Short exercise:
Search the material below for the word "make" and copy every line in which it occurs.

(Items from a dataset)

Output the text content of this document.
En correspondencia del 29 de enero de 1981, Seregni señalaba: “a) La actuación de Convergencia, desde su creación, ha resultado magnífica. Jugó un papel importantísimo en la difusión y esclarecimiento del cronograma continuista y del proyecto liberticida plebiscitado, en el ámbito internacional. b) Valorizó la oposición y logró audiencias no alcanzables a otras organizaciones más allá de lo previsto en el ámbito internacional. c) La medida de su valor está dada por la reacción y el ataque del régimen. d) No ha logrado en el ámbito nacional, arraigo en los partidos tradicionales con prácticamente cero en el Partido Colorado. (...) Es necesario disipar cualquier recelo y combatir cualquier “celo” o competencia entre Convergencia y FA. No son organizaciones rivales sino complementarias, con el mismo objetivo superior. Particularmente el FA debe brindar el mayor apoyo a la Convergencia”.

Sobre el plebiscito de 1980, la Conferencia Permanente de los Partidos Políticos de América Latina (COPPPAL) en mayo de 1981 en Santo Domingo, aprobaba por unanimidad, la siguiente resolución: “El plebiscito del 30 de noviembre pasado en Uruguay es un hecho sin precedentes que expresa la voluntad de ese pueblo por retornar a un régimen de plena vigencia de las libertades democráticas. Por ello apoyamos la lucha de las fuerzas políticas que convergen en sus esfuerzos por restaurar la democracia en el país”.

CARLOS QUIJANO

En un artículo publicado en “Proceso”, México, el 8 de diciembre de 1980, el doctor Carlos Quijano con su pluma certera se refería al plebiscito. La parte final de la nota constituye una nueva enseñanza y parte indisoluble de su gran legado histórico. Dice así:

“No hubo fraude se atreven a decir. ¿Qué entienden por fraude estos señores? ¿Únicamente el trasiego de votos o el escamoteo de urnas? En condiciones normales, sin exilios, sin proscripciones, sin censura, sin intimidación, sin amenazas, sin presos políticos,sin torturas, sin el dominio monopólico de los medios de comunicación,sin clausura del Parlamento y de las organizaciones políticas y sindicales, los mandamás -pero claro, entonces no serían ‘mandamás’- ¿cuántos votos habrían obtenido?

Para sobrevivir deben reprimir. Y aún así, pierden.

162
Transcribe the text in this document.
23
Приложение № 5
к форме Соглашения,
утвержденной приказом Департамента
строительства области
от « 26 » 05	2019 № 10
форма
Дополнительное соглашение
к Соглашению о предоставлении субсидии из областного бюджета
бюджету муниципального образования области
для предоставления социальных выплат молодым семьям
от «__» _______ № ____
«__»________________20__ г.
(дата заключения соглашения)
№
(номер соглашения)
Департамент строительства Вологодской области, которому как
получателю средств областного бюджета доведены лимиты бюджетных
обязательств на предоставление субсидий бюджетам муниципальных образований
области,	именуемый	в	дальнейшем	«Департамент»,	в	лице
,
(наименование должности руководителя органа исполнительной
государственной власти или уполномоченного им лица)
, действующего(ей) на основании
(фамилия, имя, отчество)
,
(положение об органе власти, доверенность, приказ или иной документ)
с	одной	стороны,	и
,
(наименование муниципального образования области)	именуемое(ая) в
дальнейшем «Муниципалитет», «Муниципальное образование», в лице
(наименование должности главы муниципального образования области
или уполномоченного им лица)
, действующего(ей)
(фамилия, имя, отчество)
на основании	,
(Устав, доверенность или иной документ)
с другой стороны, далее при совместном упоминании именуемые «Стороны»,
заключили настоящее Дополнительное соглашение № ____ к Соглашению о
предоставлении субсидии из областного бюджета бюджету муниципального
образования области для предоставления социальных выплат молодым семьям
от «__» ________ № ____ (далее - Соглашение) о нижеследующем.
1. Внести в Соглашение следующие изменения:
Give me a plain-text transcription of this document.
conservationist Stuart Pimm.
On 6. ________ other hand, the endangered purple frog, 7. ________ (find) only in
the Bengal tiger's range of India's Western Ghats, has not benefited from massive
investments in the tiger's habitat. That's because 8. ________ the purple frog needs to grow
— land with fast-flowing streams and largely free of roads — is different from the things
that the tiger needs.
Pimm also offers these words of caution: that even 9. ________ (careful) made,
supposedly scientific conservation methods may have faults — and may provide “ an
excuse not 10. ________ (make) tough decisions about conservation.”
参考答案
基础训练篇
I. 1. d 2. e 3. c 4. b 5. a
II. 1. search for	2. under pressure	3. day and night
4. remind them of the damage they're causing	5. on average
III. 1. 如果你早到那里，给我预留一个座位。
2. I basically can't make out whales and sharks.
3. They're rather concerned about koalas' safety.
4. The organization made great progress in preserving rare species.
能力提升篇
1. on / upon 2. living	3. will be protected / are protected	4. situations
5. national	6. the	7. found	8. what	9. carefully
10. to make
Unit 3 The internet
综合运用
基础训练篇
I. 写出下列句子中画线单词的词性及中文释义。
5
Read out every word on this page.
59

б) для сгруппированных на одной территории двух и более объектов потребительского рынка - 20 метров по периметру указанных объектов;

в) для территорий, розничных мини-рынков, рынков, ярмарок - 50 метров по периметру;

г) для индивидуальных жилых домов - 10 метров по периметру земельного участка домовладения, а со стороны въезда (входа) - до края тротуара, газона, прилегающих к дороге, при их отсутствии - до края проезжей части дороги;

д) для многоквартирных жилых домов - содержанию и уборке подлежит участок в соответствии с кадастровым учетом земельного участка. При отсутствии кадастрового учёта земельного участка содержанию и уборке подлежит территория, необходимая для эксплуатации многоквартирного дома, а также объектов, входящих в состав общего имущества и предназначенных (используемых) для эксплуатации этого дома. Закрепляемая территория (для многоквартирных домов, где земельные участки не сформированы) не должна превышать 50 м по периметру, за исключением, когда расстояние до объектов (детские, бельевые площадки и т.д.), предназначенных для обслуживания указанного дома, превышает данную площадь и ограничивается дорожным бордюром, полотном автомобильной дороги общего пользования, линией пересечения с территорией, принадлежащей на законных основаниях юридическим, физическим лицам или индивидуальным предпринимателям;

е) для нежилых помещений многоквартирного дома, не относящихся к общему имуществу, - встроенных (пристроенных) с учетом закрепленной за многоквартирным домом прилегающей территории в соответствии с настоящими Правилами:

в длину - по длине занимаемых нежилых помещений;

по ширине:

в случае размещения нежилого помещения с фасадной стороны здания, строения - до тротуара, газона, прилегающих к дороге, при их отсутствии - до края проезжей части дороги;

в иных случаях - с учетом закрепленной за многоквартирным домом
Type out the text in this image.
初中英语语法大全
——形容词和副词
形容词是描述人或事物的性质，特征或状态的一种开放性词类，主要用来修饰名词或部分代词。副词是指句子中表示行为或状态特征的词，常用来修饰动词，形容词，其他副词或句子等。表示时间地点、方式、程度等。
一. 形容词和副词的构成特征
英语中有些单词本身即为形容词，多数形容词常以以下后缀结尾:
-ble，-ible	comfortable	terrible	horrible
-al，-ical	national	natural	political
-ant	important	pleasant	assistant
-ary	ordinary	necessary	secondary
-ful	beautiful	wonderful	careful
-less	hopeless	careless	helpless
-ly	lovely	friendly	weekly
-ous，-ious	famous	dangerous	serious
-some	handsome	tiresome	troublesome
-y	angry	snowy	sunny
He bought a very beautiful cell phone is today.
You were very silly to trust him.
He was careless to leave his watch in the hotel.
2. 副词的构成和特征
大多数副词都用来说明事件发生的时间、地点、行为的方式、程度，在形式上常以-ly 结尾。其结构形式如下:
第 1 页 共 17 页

The solution:
excuse not 10. ________ (make) tough decisions about conservation.”
2. I basically can't make out whales and sharks.
10. to make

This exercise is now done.